### INSTRUCTIONS FOR THE TASK
Scan the material below for the string "Pseudomonas". Report every line that has it.

### INFORMATION SHOWN

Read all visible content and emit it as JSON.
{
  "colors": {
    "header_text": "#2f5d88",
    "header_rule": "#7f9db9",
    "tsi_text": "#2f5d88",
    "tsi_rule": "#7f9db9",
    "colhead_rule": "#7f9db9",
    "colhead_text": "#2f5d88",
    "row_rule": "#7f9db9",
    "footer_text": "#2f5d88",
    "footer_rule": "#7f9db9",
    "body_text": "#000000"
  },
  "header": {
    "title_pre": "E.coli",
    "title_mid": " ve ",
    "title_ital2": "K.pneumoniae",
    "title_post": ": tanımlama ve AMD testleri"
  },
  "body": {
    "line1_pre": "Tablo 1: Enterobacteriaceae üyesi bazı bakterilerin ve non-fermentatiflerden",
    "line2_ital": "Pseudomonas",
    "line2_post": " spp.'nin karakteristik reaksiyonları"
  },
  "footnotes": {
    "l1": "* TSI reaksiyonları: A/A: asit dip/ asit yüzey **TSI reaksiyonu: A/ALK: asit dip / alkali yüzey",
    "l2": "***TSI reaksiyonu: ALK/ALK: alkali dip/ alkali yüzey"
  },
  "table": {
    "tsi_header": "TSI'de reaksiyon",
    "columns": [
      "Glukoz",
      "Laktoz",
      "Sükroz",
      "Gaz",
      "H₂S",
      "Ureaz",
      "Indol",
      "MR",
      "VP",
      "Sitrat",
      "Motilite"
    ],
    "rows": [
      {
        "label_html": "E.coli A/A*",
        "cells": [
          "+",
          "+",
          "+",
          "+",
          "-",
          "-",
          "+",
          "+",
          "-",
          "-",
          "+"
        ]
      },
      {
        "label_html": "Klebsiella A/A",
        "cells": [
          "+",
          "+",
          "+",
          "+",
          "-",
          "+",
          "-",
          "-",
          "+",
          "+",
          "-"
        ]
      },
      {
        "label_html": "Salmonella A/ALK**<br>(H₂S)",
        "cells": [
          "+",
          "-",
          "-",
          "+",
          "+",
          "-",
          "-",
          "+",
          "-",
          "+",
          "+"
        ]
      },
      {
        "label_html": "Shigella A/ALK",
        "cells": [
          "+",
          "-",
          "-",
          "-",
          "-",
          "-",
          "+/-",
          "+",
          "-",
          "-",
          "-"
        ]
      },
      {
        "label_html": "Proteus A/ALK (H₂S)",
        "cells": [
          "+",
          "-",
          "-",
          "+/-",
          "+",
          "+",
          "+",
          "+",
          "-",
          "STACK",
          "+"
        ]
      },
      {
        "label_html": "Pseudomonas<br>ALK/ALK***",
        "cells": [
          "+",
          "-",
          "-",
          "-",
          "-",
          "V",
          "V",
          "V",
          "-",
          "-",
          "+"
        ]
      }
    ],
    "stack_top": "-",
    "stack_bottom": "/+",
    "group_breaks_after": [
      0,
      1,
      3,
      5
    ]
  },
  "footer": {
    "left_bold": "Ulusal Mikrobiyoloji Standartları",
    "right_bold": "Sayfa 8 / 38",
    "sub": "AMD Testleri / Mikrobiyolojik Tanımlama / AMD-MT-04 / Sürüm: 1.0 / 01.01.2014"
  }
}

### ANSWER SECTION
    "line2_ital": "Pseudomonas",
        "label_html": "Pseudomonas<br>ALK/ALK***",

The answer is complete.